**Given exercise**
Take each line containing "your" and report it exactly as written.
[Start Source data]
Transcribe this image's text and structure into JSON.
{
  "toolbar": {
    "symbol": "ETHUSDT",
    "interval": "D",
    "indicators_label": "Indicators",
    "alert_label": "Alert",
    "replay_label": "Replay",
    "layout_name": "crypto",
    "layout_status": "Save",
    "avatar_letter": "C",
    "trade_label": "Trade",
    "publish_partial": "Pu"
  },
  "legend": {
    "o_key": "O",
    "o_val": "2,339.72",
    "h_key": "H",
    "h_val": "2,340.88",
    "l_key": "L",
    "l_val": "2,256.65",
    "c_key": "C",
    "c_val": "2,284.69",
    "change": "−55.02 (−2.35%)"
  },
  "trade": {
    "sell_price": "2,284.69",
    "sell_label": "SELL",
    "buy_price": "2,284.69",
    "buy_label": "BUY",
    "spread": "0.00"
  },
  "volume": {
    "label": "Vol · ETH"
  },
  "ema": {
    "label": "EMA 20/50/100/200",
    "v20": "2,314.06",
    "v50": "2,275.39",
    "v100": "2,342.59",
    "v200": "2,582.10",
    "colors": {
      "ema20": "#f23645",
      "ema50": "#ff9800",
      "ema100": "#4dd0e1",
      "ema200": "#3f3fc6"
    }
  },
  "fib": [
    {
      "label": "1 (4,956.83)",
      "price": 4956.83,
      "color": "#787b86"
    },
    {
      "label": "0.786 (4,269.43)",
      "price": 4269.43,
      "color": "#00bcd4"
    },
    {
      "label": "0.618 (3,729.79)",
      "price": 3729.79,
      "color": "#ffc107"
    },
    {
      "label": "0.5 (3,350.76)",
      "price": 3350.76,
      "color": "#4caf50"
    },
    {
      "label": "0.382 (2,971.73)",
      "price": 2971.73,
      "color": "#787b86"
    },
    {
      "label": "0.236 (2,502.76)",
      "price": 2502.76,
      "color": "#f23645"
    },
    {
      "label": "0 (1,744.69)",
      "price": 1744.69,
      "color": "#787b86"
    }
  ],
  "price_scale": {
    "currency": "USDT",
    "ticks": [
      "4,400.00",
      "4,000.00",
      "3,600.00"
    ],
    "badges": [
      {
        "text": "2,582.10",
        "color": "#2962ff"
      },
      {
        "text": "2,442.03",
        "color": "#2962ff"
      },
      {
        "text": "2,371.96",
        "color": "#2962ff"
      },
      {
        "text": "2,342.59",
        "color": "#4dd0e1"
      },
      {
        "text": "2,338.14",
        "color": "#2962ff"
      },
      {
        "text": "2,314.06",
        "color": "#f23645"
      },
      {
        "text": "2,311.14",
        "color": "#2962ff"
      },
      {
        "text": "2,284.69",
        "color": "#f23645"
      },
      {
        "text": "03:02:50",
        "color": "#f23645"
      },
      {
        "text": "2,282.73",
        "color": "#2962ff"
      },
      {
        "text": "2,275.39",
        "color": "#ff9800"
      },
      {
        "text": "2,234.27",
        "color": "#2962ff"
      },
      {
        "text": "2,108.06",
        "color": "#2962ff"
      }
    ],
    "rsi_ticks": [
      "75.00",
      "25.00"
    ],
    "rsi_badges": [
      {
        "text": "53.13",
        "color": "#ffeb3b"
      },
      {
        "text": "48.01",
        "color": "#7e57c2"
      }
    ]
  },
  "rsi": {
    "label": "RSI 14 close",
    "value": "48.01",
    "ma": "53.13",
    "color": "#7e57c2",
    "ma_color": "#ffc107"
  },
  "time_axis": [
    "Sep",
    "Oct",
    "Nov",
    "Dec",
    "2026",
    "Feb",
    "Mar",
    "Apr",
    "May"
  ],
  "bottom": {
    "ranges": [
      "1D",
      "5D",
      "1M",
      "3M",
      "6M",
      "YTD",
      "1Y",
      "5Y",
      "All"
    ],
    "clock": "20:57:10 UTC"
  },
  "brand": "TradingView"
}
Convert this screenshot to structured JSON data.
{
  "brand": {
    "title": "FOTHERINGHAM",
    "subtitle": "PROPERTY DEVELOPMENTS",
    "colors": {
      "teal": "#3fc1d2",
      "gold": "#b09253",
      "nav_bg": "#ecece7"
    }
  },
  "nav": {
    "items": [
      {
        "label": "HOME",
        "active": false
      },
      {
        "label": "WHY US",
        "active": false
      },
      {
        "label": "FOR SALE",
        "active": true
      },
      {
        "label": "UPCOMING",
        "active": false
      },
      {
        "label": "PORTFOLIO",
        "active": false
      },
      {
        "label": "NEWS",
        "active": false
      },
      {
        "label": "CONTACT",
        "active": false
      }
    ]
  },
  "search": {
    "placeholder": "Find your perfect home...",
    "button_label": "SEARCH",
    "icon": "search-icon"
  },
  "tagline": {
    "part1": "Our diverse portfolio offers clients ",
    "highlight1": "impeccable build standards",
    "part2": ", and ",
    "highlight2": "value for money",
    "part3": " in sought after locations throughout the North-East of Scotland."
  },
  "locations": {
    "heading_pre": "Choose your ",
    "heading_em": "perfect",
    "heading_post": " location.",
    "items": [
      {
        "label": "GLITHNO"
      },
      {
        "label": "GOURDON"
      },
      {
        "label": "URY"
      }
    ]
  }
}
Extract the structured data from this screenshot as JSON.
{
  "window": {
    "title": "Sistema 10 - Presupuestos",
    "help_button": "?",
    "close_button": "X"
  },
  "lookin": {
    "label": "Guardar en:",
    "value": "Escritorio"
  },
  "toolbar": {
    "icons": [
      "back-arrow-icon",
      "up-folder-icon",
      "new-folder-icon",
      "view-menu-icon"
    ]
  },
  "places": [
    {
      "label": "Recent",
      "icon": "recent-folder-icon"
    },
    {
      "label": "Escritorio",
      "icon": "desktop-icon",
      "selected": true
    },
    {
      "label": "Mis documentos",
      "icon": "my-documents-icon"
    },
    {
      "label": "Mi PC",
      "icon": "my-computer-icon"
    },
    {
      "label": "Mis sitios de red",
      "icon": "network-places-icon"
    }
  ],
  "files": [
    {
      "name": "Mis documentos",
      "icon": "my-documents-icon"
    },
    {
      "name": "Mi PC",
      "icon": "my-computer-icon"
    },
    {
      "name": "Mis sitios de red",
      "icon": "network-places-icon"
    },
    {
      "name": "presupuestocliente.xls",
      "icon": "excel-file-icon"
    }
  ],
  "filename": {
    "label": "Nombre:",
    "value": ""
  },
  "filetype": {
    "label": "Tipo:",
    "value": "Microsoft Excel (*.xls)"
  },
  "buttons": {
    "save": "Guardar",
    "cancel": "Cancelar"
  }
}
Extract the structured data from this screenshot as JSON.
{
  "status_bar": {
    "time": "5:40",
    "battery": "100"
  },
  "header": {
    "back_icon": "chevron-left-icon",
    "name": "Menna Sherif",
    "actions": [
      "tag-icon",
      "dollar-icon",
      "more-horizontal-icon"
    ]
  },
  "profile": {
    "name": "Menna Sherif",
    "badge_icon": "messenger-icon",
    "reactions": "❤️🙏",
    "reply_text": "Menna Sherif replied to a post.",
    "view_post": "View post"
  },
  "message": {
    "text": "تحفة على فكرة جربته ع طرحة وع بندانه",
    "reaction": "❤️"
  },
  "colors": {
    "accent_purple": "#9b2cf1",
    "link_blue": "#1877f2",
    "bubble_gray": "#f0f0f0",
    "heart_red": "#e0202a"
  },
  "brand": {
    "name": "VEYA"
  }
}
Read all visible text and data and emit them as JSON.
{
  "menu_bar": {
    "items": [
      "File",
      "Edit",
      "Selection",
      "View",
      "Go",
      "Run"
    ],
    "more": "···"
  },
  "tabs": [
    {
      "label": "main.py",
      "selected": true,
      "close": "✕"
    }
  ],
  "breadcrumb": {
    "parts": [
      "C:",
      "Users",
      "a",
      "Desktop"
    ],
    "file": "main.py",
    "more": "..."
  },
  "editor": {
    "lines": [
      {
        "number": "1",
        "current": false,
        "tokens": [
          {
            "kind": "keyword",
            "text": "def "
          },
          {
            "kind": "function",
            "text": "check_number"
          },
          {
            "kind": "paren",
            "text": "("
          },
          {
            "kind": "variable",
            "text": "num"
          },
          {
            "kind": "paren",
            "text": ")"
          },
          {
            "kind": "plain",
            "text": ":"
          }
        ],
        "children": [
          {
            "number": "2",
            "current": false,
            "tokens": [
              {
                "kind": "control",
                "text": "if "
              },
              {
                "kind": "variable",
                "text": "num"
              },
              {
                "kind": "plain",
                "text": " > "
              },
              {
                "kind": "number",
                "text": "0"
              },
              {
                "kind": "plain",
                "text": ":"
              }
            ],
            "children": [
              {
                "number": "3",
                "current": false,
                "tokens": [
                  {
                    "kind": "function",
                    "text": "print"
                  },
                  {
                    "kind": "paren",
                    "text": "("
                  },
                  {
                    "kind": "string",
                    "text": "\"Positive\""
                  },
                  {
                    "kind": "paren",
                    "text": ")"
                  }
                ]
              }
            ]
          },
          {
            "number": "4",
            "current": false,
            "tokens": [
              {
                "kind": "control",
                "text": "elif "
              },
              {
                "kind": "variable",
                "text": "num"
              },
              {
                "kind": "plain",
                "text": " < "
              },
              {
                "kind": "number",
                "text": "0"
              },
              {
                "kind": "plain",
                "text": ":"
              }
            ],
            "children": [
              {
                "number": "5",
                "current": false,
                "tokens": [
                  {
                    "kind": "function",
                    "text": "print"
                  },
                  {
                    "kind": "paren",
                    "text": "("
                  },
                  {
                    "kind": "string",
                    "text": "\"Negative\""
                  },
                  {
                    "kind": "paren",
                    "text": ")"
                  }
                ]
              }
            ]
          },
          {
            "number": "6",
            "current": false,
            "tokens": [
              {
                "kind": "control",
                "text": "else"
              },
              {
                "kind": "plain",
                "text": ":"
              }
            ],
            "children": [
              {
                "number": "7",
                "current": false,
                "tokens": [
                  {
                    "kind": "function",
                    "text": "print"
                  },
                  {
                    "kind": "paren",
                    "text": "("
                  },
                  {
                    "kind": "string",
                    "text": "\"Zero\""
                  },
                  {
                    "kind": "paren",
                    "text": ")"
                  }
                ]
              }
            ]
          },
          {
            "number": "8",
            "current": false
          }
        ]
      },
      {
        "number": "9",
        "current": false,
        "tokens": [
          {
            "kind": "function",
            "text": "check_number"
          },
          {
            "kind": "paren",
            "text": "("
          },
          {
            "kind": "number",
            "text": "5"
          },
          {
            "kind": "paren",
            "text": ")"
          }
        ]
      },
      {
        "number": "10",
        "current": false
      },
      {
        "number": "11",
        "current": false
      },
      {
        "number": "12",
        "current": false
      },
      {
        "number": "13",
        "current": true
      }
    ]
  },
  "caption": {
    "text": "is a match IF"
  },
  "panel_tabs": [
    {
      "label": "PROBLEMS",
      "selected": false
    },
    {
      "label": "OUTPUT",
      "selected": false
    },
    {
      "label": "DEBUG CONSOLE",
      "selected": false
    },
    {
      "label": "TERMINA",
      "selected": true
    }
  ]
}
[End Source data]
**Task answer**
    "placeholder": "Find your perfect home...",
    "heading_pre": "Choose your ",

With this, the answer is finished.